▸ **What is asked**
Return each entry exactly, with none missing.

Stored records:
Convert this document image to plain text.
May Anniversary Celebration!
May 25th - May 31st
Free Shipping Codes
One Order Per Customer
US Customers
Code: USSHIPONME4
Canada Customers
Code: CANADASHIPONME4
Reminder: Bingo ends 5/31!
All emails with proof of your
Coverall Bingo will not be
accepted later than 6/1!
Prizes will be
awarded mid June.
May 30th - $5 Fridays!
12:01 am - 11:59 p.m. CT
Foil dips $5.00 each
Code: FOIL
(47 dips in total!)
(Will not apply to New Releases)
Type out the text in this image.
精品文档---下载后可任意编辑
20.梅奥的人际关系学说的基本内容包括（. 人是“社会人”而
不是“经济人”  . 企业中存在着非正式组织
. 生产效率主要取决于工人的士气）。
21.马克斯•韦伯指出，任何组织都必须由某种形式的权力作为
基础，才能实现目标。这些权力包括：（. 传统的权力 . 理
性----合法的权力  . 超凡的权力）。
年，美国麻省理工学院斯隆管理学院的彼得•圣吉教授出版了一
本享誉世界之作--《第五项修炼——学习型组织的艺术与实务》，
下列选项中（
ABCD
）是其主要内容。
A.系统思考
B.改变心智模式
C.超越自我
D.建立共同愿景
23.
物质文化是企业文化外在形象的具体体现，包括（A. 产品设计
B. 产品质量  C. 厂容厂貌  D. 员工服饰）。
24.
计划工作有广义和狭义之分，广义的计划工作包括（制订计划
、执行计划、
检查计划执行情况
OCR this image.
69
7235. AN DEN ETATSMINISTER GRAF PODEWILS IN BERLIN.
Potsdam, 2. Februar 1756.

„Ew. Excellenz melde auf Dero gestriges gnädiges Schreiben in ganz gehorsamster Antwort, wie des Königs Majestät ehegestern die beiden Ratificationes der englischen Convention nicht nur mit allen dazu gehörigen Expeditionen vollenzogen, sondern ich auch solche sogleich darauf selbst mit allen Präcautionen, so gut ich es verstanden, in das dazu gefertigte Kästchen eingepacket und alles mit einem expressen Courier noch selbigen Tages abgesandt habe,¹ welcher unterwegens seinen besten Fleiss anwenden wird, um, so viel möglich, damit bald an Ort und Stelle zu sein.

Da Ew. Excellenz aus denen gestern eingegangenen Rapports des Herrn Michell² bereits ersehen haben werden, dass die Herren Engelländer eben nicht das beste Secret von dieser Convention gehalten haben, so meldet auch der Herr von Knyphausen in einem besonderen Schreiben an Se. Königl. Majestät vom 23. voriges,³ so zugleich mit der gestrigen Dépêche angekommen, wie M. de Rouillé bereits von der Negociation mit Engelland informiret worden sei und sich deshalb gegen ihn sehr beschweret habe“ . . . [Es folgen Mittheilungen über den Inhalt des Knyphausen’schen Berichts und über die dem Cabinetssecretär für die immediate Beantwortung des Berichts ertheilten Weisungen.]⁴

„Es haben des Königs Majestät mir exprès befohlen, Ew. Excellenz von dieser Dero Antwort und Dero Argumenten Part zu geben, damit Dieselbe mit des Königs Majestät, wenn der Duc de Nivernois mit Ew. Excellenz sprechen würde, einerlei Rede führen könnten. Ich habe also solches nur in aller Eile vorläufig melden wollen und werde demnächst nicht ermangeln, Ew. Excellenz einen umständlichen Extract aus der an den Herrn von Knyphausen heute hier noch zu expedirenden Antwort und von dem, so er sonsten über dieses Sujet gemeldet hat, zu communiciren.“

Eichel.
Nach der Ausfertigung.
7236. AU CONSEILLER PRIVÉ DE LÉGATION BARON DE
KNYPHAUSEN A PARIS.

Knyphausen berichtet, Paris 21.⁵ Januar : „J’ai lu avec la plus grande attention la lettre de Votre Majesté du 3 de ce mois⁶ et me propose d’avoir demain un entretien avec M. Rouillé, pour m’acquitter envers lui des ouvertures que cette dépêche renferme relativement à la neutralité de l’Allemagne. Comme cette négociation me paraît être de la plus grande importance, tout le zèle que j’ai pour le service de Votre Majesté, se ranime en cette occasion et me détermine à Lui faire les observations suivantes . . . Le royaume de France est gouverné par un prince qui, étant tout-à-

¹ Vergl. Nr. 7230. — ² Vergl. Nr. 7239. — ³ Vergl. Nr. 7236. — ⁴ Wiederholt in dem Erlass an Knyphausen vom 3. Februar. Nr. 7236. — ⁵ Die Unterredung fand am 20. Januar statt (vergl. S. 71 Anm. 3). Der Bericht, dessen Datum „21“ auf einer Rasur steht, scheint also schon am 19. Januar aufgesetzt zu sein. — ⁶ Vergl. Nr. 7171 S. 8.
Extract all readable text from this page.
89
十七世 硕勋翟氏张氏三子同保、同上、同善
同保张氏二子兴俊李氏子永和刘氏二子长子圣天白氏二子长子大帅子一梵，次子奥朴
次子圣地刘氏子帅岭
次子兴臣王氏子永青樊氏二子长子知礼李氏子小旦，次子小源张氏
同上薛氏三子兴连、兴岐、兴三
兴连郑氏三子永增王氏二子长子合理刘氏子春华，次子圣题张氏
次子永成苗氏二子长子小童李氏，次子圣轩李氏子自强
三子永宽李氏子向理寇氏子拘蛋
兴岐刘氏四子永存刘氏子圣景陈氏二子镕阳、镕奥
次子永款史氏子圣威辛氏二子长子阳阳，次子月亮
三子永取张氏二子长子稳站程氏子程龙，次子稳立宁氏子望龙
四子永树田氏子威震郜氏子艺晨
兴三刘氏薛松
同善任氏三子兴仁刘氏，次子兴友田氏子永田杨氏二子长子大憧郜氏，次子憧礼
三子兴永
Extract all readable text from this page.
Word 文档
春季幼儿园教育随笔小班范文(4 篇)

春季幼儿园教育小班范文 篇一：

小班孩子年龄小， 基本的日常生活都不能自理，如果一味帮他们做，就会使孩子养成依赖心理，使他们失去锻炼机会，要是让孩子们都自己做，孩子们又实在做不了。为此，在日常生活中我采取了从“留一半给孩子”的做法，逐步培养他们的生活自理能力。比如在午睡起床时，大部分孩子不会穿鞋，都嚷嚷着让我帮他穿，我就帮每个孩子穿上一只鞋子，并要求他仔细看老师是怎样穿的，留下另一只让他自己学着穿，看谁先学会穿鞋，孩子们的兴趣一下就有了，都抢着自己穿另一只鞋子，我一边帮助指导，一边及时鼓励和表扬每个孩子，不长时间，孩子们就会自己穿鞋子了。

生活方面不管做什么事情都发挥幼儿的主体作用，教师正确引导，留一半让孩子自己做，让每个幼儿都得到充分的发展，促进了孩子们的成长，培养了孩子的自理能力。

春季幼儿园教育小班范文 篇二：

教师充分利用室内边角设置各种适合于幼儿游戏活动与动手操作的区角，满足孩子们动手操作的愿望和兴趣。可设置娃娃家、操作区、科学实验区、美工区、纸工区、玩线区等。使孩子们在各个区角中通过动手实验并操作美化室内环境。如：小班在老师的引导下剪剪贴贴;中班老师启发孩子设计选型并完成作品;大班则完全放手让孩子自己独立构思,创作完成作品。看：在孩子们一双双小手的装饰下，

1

▸ **Result below**
Convert this document image to plain text.
May Anniversary Celebration!
May 25th - May 31st
Free Shipping Codes
One Order Per Customer
US Customers
Code: USSHIPONME4
Canada Customers
Code: CANADASHIPONME4
Reminder: Bingo ends 5/31!
All emails with proof of your
Coverall Bingo will not be
accepted later than 6/1!
Prizes will be
awarded mid June.
May 30th - $5 Fridays!
12:01 am - 11:59 p.m. CT
Foil dips $5.00 each
Code: FOIL
(47 dips in total!)
(Will not apply to New Releases)
Type out the text in this image.
精品文档---下载后可任意编辑
20.梅奥的人际关系学说的基本内容包括（. 人是“社会人”而
不是“经济人”  . 企业中存在着非正式组织
. 生产效率主要取决于工人的士气）。
21.马克斯•韦伯指出，任何组织都必须由某种形式的权力作为
基础，才能实现目标。这些权力包括：（. 传统的权力 . 理
性----合法的权力  . 超凡的权力）。
年，美国麻省理工学院斯隆管理学院的彼得•圣吉教授出版了一
本享誉世界之作--《第五项修炼——学习型组织的艺术与实务》，
下列选项中（
ABCD
）是其主要内容。
A.系统思考
B.改变心智模式
C.超越自我
D.建立共同愿景
23.
物质文化是企业文化外在形象的具体体现，包括（A. 产品设计
B. 产品质量  C. 厂容厂貌  D. 员工服饰）。
24.
计划工作有广义和狭义之分，广义的计划工作包括（制订计划
、执行计划、
检查计划执行情况
OCR this image.
69
7235. AN DEN ETATSMINISTER GRAF PODEWILS IN BERLIN.
Potsdam, 2. Februar 1756.

„Ew. Excellenz melde auf Dero gestriges gnädiges Schreiben in ganz gehorsamster Antwort, wie des Königs Majestät ehegestern die beiden Ratificationes der englischen Convention nicht nur mit allen dazu gehörigen Expeditionen vollenzogen, sondern ich auch solche sogleich darauf selbst mit allen Präcautionen, so gut ich es verstanden, in das dazu gefertigte Kästchen eingepacket und alles mit einem expressen Courier noch selbigen Tages abgesandt habe,¹ welcher unterwegens seinen besten Fleiss anwenden wird, um, so viel möglich, damit bald an Ort und Stelle zu sein.

Da Ew. Excellenz aus denen gestern eingegangenen Rapports des Herrn Michell² bereits ersehen haben werden, dass die Herren Engelländer eben nicht das beste Secret von dieser Convention gehalten haben, so meldet auch der Herr von Knyphausen in einem besonderen Schreiben an Se. Königl. Majestät vom 23. voriges,³ so zugleich mit der gestrigen Dépêche angekommen, wie M. de Rouillé bereits von der Negociation mit Engelland informiret worden sei und sich deshalb gegen ihn sehr beschweret habe“ . . . [Es folgen Mittheilungen über den Inhalt des Knyphausen’schen Berichts und über die dem Cabinetssecretär für die immediate Beantwortung des Berichts ertheilten Weisungen.]⁴

„Es haben des Königs Majestät mir exprès befohlen, Ew. Excellenz von dieser Dero Antwort und Dero Argumenten Part zu geben, damit Dieselbe mit des Königs Majestät, wenn der Duc de Nivernois mit Ew. Excellenz sprechen würde, einerlei Rede führen könnten. Ich habe also solches nur in aller Eile vorläufig melden wollen und werde demnächst nicht ermangeln, Ew. Excellenz einen umständlichen Extract aus der an den Herrn von Knyphausen heute hier noch zu expedirenden Antwort und von dem, so er sonsten über dieses Sujet gemeldet hat, zu communiciren.“

Eichel.
Nach der Ausfertigung.
7236. AU CONSEILLER PRIVÉ DE LÉGATION BARON DE
KNYPHAUSEN A PARIS.

Knyphausen berichtet, Paris 21.⁵ Januar : „J’ai lu avec la plus grande attention la lettre de Votre Majesté du 3 de ce mois⁶ et me propose d’avoir demain un entretien avec M. Rouillé, pour m’acquitter envers lui des ouvertures que cette dépêche renferme relativement à la neutralité de l’Allemagne. Comme cette négociation me paraît être de la plus grande importance, tout le zèle que j’ai pour le service de Votre Majesté, se ranime en cette occasion et me détermine à Lui faire les observations suivantes . . . Le royaume de France est gouverné par un prince qui, étant tout-à-

¹ Vergl. Nr. 7230. — ² Vergl. Nr. 7239. — ³ Vergl. Nr. 7236. — ⁴ Wiederholt in dem Erlass an Knyphausen vom 3. Februar. Nr. 7236. — ⁵ Die Unterredung fand am 20. Januar statt (vergl. S. 71 Anm. 3). Der Bericht, dessen Datum „21“ auf einer Rasur steht, scheint also schon am 19. Januar aufgesetzt zu sein. — ⁶ Vergl. Nr. 7171 S. 8.
Extract all readable text from this page.
89
十七世 硕勋翟氏张氏三子同保、同上、同善
同保张氏二子兴俊李氏子永和刘氏二子长子圣天白氏二子长子大帅子一梵，次子奥朴
次子圣地刘氏子帅岭
次子兴臣王氏子永青樊氏二子长子知礼李氏子小旦，次子小源张氏
同上薛氏三子兴连、兴岐、兴三
兴连郑氏三子永增王氏二子长子合理刘氏子春华，次子圣题张氏
次子永成苗氏二子长子小童李氏，次子圣轩李氏子自强
三子永宽李氏子向理寇氏子拘蛋
兴岐刘氏四子永存刘氏子圣景陈氏二子镕阳、镕奥
次子永款史氏子圣威辛氏二子长子阳阳，次子月亮
三子永取张氏二子长子稳站程氏子程龙，次子稳立宁氏子望龙
四子永树田氏子威震郜氏子艺晨
兴三刘氏薛松
同善任氏三子兴仁刘氏，次子兴友田氏子永田杨氏二子长子大憧郜氏，次子憧礼
三子兴永
Extract all readable text from this page.
Word 文档
春季幼儿园教育随笔小班范文(4 篇)

春季幼儿园教育小班范文 篇一：

小班孩子年龄小， 基本的日常生活都不能自理，如果一味帮他们做，就会使孩子养成依赖心理，使他们失去锻炼机会，要是让孩子们都自己做，孩子们又实在做不了。为此，在日常生活中我采取了从“留一半给孩子”的做法，逐步培养他们的生活自理能力。比如在午睡起床时，大部分孩子不会穿鞋，都嚷嚷着让我帮他穿，我就帮每个孩子穿上一只鞋子，并要求他仔细看老师是怎样穿的，留下另一只让他自己学着穿，看谁先学会穿鞋，孩子们的兴趣一下就有了，都抢着自己穿另一只鞋子，我一边帮助指导，一边及时鼓励和表扬每个孩子，不长时间，孩子们就会自己穿鞋子了。

生活方面不管做什么事情都发挥幼儿的主体作用，教师正确引导，留一半让孩子自己做，让每个幼儿都得到充分的发展，促进了孩子们的成长，培养了孩子的自理能力。

春季幼儿园教育小班范文 篇二：

教师充分利用室内边角设置各种适合于幼儿游戏活动与动手操作的区角，满足孩子们动手操作的愿望和兴趣。可设置娃娃家、操作区、科学实验区、美工区、纸工区、玩线区等。使孩子们在各个区角中通过动手实验并操作美化室内环境。如：小班在老师的引导下剪剪贴贴;中班老师启发孩子设计选型并完成作品;大班则完全放手让孩子自己独立构思,创作完成作品。看：在孩子们一双双小手的装饰下，

1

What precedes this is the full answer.